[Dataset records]
----

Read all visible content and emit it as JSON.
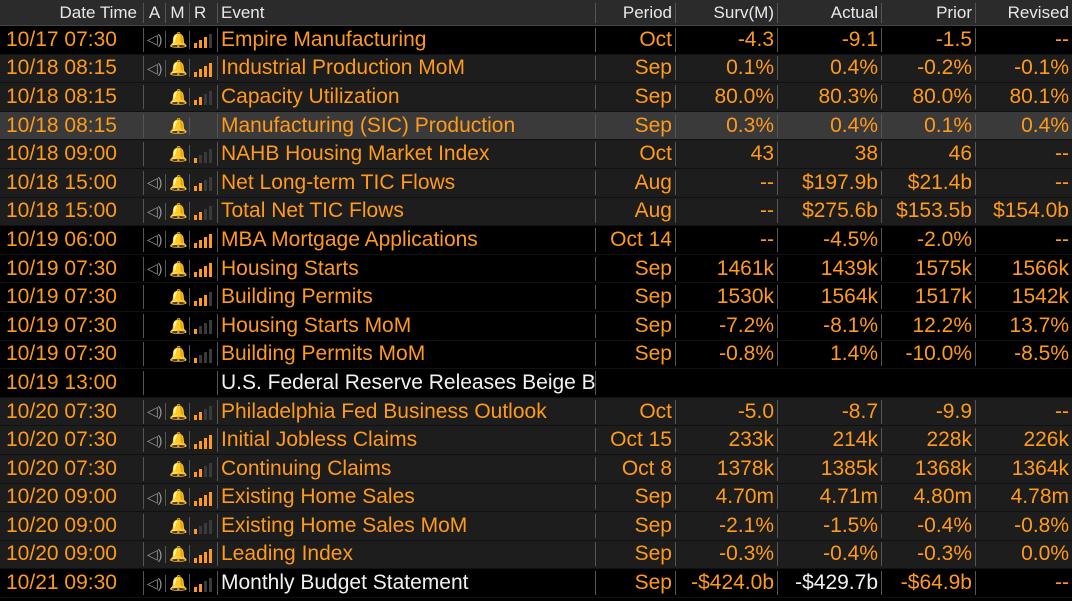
{
  "header": {
    "date_time": "Date Time",
    "a": "A",
    "m": "M",
    "r": "R",
    "event": "Event",
    "period": "Period",
    "surv": "Surv(M)",
    "actual": "Actual",
    "prior": "Prior",
    "revised": "Revised"
  },
  "rows": [
    {
      "date_time": "10/17 07:30",
      "audio": "◁)",
      "alert": "🔔",
      "event": "Empire Manufacturing",
      "period": "Oct",
      "surv": "-4.3",
      "actual": "-9.1",
      "prior": "-1.5",
      "revised": "--"
    },
    {
      "date_time": "10/18 08:15",
      "audio": "◁)",
      "alert": "🔔",
      "event": "Industrial Production MoM",
      "period": "Sep",
      "surv": "0.1%",
      "actual": "0.4%",
      "prior": "-0.2%",
      "revised": "-0.1%"
    },
    {
      "date_time": "10/18 08:15",
      "audio": "",
      "alert": "🔔",
      "event": "Capacity Utilization",
      "period": "Sep",
      "surv": "80.0%",
      "actual": "80.3%",
      "prior": "80.0%",
      "revised": "80.1%"
    },
    {
      "date_time": "10/18 08:15",
      "audio": "",
      "alert": "🔔",
      "event": "Manufacturing (SIC) Production",
      "period": "Sep",
      "surv": "0.3%",
      "actual": "0.4%",
      "prior": "0.1%",
      "revised": "0.4%"
    },
    {
      "date_time": "10/18 09:00",
      "audio": "",
      "alert": "🔔",
      "event": "NAHB Housing Market Index",
      "period": "Oct",
      "surv": "43",
      "actual": "38",
      "prior": "46",
      "revised": "--"
    },
    {
      "date_time": "10/18 15:00",
      "audio": "◁)",
      "alert": "🔔",
      "event": "Net Long-term TIC Flows",
      "period": "Aug",
      "surv": "--",
      "actual": "$197.9b",
      "prior": "$21.4b",
      "revised": "--"
    },
    {
      "date_time": "10/18 15:00",
      "audio": "◁)",
      "alert": "🔔",
      "event": "Total Net TIC Flows",
      "period": "Aug",
      "surv": "--",
      "actual": "$275.6b",
      "prior": "$153.5b",
      "revised": "$154.0b"
    },
    {
      "date_time": "10/19 06:00",
      "audio": "◁)",
      "alert": "🔔",
      "event": "MBA Mortgage Applications",
      "period": "Oct 14",
      "surv": "--",
      "actual": "-4.5%",
      "prior": "-2.0%",
      "revised": "--"
    },
    {
      "date_time": "10/19 07:30",
      "audio": "◁)",
      "alert": "🔔",
      "event": "Housing Starts",
      "period": "Sep",
      "surv": "1461k",
      "actual": "1439k",
      "prior": "1575k",
      "revised": "1566k"
    },
    {
      "date_time": "10/19 07:30",
      "audio": "",
      "alert": "🔔",
      "event": "Building Permits",
      "period": "Sep",
      "surv": "1530k",
      "actual": "1564k",
      "prior": "1517k",
      "revised": "1542k"
    },
    {
      "date_time": "10/19 07:30",
      "audio": "",
      "alert": "🔔",
      "event": "Housing Starts MoM",
      "period": "Sep",
      "surv": "-7.2%",
      "actual": "-8.1%",
      "prior": "12.2%",
      "revised": "13.7%"
    },
    {
      "date_time": "10/19 07:30",
      "audio": "",
      "alert": "🔔",
      "event": "Building Permits MoM",
      "period": "Sep",
      "surv": "-0.8%",
      "actual": "1.4%",
      "prior": "-10.0%",
      "revised": "-8.5%"
    },
    {
      "date_time": "10/19 13:00",
      "audio": "",
      "alert": "",
      "event": "U.S. Federal Reserve Releases Beige Book",
      "period": "",
      "surv": "",
      "actual": "",
      "prior": "",
      "revised": ""
    },
    {
      "date_time": "10/20 07:30",
      "audio": "◁)",
      "alert": "🔔",
      "event": "Philadelphia Fed Business Outlook",
      "period": "Oct",
      "surv": "-5.0",
      "actual": "-8.7",
      "prior": "-9.9",
      "revised": "--"
    },
    {
      "date_time": "10/20 07:30",
      "audio": "◁)",
      "alert": "🔔",
      "event": "Initial Jobless Claims",
      "period": "Oct 15",
      "surv": "233k",
      "actual": "214k",
      "prior": "228k",
      "revised": "226k"
    },
    {
      "date_time": "10/20 07:30",
      "audio": "",
      "alert": "🔔",
      "event": "Continuing Claims",
      "period": "Oct 8",
      "surv": "1378k",
      "actual": "1385k",
      "prior": "1368k",
      "revised": "1364k"
    },
    {
      "date_time": "10/20 09:00",
      "audio": "◁)",
      "alert": "🔔",
      "event": "Existing Home Sales",
      "period": "Sep",
      "surv": "4.70m",
      "actual": "4.71m",
      "prior": "4.80m",
      "revised": "4.78m"
    },
    {
      "date_time": "10/20 09:00",
      "audio": "",
      "alert": "🔔",
      "event": "Existing Home Sales MoM",
      "period": "Sep",
      "surv": "-2.1%",
      "actual": "-1.5%",
      "prior": "-0.4%",
      "revised": "-0.8%"
    },
    {
      "date_time": "10/20 09:00",
      "audio": "◁)",
      "alert": "🔔",
      "event": "Leading Index",
      "period": "Sep",
      "surv": "-0.3%",
      "actual": "-0.4%",
      "prior": "-0.3%",
      "revised": "0.0%"
    },
    {
      "date_time": "10/21 09:30",
      "audio": "◁)",
      "alert": "🔔",
      "event": "Monthly Budget Statement",
      "period": "Sep",
      "surv": "-$424.0b",
      "actual": "-$429.7b",
      "prior": "-$64.9b",
      "revised": "--"
    }
  ],
  "relevance": [
    3,
    4,
    2,
    0,
    1,
    2,
    2,
    4,
    4,
    3,
    1,
    1,
    0,
    2,
    4,
    2,
    4,
    1,
    4,
    2
  ],
  "colors": {
    "accent": "#ff9a1a",
    "header_bg": "#2b2b2b",
    "row_alt": "#1d1d1d",
    "highlight": "#3a3a3a",
    "white_text": "#f2f2f2"
  }
}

----

## Given request:
Go through the entries above and copy every line containing "Home".

## Written answer:
      "event": "Existing Home Sales",
      "event": "Existing Home Sales MoM",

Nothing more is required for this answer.